**Testo della pagina:**
__________
Dunque, al fondo, che cosa è la felicità secondo il professor Natoli? «È ricerca della realizzazione di sé, della propria identità più profonda. Ciascuno ha il proprio daimon diceva Socrate. Il punto è riuscire a sviluppare le proprie capacità, riuscire a comprendere ciò che è nelle mie possibilità. Per questo – sottolinea il professore – è importante il “conosci te stesso” socratico. È necessario fare un continuo lavoro su stessi, qui e ora, pensando che la nostra vita biologica non è eterna e che solo entro un tempo finito abbiamo la possibilità di sviluppare le nostre potenzialità. Ma – aggiunge – non è facile nella società di oggi, basata sulla prestazione e che ci chiede di adeguarci conformisticamente a dei modelli». Beninteso questo non significa che nel pensiero filosofico di Natoli l’uomo sia monade “autocentrata”. Tutt’altro.
«Per una piena realizzazione di sé è necessario il rapporto con gli altri, bisogna far posto all’altro, andargli incontro. L’uomo è un essere sociale, lo è fin dalla nascita». Per questo, dice Salvatore Natoli, la felicità si coniuga con la virtù, intesa come ars, come sviluppo della capacità di comprendere come risolvere le situazioni di volta in volta, come relazionarsi all’altro, perché sia un gioco di vita mea – vita tua. Fondamentale in questo senso è sviluppare una propria sensibilità, un proprio sentire, anche se ci espone al provare dolore. «Il contrario della felicità non è la malinconia – afferma Natoli – che può essere uno strumento di intelligenza e nemmeno il dolore che nella vita, purtroppo, capita di incontrare. Come scriveva Leopardi l’opposto della felicità è la noia, intesa come vuoto, mancanza di affetti». E alla filosofia forse non si può chiedere di più.
Anche se a chi scrive resta un dubbio: si può davvero educare alla felicità, come promette l’ultimo titolo di Natoli? Basta la migliore etica che riflette con gli strumenti della ragione per sviluppare quel “conosci te stesso” socratico che per lunghi secoli è rimasto sepolto sotto il divieto di conoscere imposto dalla religione?
__________
[Dati tratti da una raccolta]
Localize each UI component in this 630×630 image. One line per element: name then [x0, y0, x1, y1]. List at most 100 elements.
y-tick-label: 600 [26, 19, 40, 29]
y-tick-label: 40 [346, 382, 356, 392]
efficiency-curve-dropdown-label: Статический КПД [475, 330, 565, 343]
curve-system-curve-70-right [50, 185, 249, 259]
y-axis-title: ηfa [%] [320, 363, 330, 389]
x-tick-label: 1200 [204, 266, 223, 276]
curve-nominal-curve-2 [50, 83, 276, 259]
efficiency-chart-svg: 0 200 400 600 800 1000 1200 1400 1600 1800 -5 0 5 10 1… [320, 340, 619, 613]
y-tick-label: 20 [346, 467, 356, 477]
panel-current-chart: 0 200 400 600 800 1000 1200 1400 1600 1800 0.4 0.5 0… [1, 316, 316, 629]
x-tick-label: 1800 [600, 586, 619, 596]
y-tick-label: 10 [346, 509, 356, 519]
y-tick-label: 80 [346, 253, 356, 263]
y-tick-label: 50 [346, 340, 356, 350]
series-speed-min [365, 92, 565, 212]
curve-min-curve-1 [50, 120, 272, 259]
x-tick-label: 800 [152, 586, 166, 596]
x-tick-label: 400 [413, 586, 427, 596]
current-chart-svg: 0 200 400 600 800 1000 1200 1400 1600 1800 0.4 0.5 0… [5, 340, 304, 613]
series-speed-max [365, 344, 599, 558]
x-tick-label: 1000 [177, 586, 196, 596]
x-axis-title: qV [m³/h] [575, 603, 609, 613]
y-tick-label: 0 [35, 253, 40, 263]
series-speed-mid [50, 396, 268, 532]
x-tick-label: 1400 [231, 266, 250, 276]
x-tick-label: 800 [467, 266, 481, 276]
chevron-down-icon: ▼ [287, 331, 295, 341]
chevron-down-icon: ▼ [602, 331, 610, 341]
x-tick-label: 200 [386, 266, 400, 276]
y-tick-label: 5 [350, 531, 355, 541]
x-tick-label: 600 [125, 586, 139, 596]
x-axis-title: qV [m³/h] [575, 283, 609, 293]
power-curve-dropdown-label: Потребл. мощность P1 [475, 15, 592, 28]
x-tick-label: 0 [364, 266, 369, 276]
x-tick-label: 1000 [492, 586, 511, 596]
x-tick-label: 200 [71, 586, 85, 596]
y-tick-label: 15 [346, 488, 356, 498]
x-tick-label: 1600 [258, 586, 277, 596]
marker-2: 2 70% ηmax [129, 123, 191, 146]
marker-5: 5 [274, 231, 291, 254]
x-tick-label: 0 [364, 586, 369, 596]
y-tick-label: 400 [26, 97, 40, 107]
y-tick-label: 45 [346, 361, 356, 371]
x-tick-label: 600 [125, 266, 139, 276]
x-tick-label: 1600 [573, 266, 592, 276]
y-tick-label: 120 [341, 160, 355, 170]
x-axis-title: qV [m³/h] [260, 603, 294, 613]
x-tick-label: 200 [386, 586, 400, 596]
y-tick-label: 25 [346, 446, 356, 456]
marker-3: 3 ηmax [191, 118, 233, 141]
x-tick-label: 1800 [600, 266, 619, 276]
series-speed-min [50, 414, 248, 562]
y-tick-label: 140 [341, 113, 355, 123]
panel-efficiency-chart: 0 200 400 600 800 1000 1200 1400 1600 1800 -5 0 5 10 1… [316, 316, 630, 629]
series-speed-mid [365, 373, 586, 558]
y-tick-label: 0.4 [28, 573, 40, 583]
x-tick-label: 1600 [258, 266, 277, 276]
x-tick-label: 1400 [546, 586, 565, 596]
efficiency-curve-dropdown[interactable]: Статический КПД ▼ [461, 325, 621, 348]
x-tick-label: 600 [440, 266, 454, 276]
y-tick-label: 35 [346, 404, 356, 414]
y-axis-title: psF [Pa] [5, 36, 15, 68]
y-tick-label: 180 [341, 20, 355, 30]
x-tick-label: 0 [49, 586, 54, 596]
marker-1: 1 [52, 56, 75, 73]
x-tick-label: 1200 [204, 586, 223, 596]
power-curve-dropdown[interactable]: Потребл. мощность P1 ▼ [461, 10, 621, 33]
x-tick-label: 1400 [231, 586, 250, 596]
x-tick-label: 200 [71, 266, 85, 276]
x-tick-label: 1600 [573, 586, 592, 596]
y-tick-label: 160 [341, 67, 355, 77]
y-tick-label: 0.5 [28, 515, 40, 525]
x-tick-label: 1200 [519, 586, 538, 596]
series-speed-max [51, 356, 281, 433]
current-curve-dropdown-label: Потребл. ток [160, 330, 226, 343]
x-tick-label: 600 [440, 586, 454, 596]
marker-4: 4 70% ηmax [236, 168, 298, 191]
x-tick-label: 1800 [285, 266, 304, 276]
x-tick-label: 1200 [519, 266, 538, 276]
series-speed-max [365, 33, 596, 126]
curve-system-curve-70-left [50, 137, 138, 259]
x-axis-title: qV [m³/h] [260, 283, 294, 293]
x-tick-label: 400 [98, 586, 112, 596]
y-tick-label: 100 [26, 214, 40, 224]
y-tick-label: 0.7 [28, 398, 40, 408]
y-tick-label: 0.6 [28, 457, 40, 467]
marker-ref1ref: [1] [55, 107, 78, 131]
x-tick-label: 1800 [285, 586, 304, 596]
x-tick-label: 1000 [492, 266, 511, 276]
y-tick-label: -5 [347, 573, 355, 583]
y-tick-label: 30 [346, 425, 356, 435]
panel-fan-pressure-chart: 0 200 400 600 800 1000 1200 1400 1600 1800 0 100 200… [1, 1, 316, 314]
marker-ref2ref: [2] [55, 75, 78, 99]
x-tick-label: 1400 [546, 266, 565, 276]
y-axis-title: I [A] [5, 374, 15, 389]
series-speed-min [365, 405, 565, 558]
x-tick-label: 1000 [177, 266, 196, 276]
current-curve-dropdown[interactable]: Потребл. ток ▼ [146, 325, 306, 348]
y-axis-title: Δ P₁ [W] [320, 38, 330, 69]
__________
**Istruzioni:**
A) Nel testo sulla felicità, che cosa indica Leopardi come opposto della felicità?
B) Cita dal testo sulla felicità tutto il passo da "Anche se a chi" fino a "imposto dalla religione?".
C) Elenca tutte le persone citate per nome nel testo sulla felicità.
I dati provengono da una fonte diversa.

**Risposte in ordine:**
A) La noia, intesa come vuoto, mancanza di affetti.

B)
Anche se a chi scrive resta un dubbio: si può davvero educare alla felicità, come promette l’ultimo titolo di Natoli? Basta la migliore etica che riflette con gli strumenti della ragione per sviluppare quel “conosci te stesso” socratico che per lunghi secoli è rimasto sepolto sotto il divieto di conoscere imposto dalla religione?

C) Salvatore Natoli, Socrate, Leopardi